▸ Instruction
Restate the entire listing word for word.

▸ Input for this task

────────────────

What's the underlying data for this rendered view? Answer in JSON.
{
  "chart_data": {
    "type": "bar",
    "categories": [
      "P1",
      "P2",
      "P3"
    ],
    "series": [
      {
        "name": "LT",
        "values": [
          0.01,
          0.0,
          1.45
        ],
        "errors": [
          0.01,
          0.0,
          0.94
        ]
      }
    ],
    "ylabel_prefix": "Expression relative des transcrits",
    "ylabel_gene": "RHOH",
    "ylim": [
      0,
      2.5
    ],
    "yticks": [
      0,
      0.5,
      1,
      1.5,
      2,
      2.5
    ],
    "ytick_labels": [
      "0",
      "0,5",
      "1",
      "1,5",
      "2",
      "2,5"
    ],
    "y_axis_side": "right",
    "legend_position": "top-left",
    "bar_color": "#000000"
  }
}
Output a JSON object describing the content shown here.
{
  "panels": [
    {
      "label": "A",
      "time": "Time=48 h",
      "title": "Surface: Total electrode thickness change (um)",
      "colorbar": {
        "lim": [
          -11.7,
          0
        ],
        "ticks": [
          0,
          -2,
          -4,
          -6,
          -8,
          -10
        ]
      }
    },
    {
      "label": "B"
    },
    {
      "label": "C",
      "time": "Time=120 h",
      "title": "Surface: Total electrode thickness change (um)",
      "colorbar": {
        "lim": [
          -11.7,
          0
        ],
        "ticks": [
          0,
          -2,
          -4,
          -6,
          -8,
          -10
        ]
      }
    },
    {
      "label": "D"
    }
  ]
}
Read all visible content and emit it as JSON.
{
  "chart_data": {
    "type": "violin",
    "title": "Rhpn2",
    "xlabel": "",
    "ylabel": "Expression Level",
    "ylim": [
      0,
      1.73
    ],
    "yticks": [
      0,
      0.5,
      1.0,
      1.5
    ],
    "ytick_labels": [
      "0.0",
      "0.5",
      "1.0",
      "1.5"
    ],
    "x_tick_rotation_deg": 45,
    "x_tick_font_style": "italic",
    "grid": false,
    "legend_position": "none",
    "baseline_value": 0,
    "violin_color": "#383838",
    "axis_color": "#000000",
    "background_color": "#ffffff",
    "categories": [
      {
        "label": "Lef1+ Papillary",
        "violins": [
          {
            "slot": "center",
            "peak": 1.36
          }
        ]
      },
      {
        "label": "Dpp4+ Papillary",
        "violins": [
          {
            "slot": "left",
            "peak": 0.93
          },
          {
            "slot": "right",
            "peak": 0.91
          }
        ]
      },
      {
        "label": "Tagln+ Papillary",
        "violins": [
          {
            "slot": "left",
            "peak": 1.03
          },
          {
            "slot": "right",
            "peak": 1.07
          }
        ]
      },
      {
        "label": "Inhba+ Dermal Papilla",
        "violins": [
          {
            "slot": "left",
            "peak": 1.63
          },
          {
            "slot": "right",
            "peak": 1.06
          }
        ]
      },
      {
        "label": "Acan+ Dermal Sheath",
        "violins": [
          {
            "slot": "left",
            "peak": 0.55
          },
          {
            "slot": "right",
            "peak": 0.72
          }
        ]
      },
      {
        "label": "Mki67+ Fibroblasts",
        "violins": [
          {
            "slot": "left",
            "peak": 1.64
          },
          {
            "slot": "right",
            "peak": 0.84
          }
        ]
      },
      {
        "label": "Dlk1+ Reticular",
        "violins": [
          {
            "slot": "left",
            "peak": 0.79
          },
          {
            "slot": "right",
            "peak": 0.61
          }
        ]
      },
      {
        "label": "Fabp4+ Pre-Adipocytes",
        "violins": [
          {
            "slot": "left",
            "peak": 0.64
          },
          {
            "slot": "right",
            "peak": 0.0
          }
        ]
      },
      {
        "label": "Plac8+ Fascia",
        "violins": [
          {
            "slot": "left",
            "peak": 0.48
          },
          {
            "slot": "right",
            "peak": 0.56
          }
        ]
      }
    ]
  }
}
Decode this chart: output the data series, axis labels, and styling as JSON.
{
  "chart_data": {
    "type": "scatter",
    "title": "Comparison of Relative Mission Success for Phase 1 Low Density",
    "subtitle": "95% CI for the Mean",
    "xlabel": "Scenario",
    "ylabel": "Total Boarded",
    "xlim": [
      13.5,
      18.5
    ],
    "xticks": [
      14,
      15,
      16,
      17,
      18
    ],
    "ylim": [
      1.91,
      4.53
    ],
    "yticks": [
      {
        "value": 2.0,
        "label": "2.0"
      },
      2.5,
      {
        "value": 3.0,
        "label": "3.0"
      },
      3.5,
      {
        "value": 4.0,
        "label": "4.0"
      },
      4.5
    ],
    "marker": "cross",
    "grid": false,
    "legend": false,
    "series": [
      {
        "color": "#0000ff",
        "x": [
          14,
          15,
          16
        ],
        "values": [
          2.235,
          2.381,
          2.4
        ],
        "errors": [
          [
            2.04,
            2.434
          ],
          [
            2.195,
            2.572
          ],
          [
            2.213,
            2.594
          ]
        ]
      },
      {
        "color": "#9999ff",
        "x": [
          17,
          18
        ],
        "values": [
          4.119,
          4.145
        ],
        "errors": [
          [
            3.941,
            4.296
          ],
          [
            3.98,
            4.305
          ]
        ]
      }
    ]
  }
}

────────────────

▸ Response to the exercise
What's the underlying data for this rendered view? Answer in JSON.
{
  "chart_data": {
    "type": "bar",
    "categories": [
      "P1",
      "P2",
      "P3"
    ],
    "series": [
      {
        "name": "LT",
        "values": [
          0.01,
          0.0,
          1.45
        ],
        "errors": [
          0.01,
          0.0,
          0.94
        ]
      }
    ],
    "ylabel_prefix": "Expression relative des transcrits",
    "ylabel_gene": "RHOH",
    "ylim": [
      0,
      2.5
    ],
    "yticks": [
      0,
      0.5,
      1,
      1.5,
      2,
      2.5
    ],
    "ytick_labels": [
      "0",
      "0,5",
      "1",
      "1,5",
      "2",
      "2,5"
    ],
    "y_axis_side": "right",
    "legend_position": "top-left",
    "bar_color": "#000000"
  }
}
Output a JSON object describing the content shown here.
{
  "panels": [
    {
      "label": "A",
      "time": "Time=48 h",
      "title": "Surface: Total electrode thickness change (um)",
      "colorbar": {
        "lim": [
          -11.7,
          0
        ],
        "ticks": [
          0,
          -2,
          -4,
          -6,
          -8,
          -10
        ]
      }
    },
    {
      "label": "B"
    },
    {
      "label": "C",
      "time": "Time=120 h",
      "title": "Surface: Total electrode thickness change (um)",
      "colorbar": {
        "lim": [
          -11.7,
          0
        ],
        "ticks": [
          0,
          -2,
          -4,
          -6,
          -8,
          -10
        ]
      }
    },
    {
      "label": "D"
    }
  ]
}
Read all visible content and emit it as JSON.
{
  "chart_data": {
    "type": "violin",
    "title": "Rhpn2",
    "xlabel": "",
    "ylabel": "Expression Level",
    "ylim": [
      0,
      1.73
    ],
    "yticks": [
      0,
      0.5,
      1.0,
      1.5
    ],
    "ytick_labels": [
      "0.0",
      "0.5",
      "1.0",
      "1.5"
    ],
    "x_tick_rotation_deg": 45,
    "x_tick_font_style": "italic",
    "grid": false,
    "legend_position": "none",
    "baseline_value": 0,
    "violin_color": "#383838",
    "axis_color": "#000000",
    "background_color": "#ffffff",
    "categories": [
      {
        "label": "Lef1+ Papillary",
        "violins": [
          {
            "slot": "center",
            "peak": 1.36
          }
        ]
      },
      {
        "label": "Dpp4+ Papillary",
        "violins": [
          {
            "slot": "left",
            "peak": 0.93
          },
          {
            "slot": "right",
            "peak": 0.91
          }
        ]
      },
      {
        "label": "Tagln+ Papillary",
        "violins": [
          {
            "slot": "left",
            "peak": 1.03
          },
          {
            "slot": "right",
            "peak": 1.07
          }
        ]
      },
      {
        "label": "Inhba+ Dermal Papilla",
        "violins": [
          {
            "slot": "left",
            "peak": 1.63
          },
          {
            "slot": "right",
            "peak": 1.06
          }
        ]
      },
      {
        "label": "Acan+ Dermal Sheath",
        "violins": [
          {
            "slot": "left",
            "peak": 0.55
          },
          {
            "slot": "right",
            "peak": 0.72
          }
        ]
      },
      {
        "label": "Mki67+ Fibroblasts",
        "violins": [
          {
            "slot": "left",
            "peak": 1.64
          },
          {
            "slot": "right",
            "peak": 0.84
          }
        ]
      },
      {
        "label": "Dlk1+ Reticular",
        "violins": [
          {
            "slot": "left",
            "peak": 0.79
          },
          {
            "slot": "right",
            "peak": 0.61
          }
        ]
      },
      {
        "label": "Fabp4+ Pre-Adipocytes",
        "violins": [
          {
            "slot": "left",
            "peak": 0.64
          },
          {
            "slot": "right",
            "peak": 0.0
          }
        ]
      },
      {
        "label": "Plac8+ Fascia",
        "violins": [
          {
            "slot": "left",
            "peak": 0.48
          },
          {
            "slot": "right",
            "peak": 0.56
          }
        ]
      }
    ]
  }
}
Decode this chart: output the data series, axis labels, and styling as JSON.
{
  "chart_data": {
    "type": "scatter",
    "title": "Comparison of Relative Mission Success for Phase 1 Low Density",
    "subtitle": "95% CI for the Mean",
    "xlabel": "Scenario",
    "ylabel": "Total Boarded",
    "xlim": [
      13.5,
      18.5
    ],
    "xticks": [
      14,
      15,
      16,
      17,
      18
    ],
    "ylim": [
      1.91,
      4.53
    ],
    "yticks": [
      {
        "value": 2.0,
        "label": "2.0"
      },
      2.5,
      {
        "value": 3.0,
        "label": "3.0"
      },
      3.5,
      {
        "value": 4.0,
        "label": "4.0"
      },
      4.5
    ],
    "marker": "cross",
    "grid": false,
    "legend": false,
    "series": [
      {
        "color": "#0000ff",
        "x": [
          14,
          15,
          16
        ],
        "values": [
          2.235,
          2.381,
          2.4
        ],
        "errors": [
          [
            2.04,
            2.434
          ],
          [
            2.195,
            2.572
          ],
          [
            2.213,
            2.594
          ]
        ]
      },
      {
        "color": "#9999ff",
        "x": [
          17,
          18
        ],
        "values": [
          4.119,
          4.145
        ],
        "errors": [
          [
            3.941,
            4.296
          ],
          [
            3.98,
            4.305
          ]
        ]
      }
    ]
  }
}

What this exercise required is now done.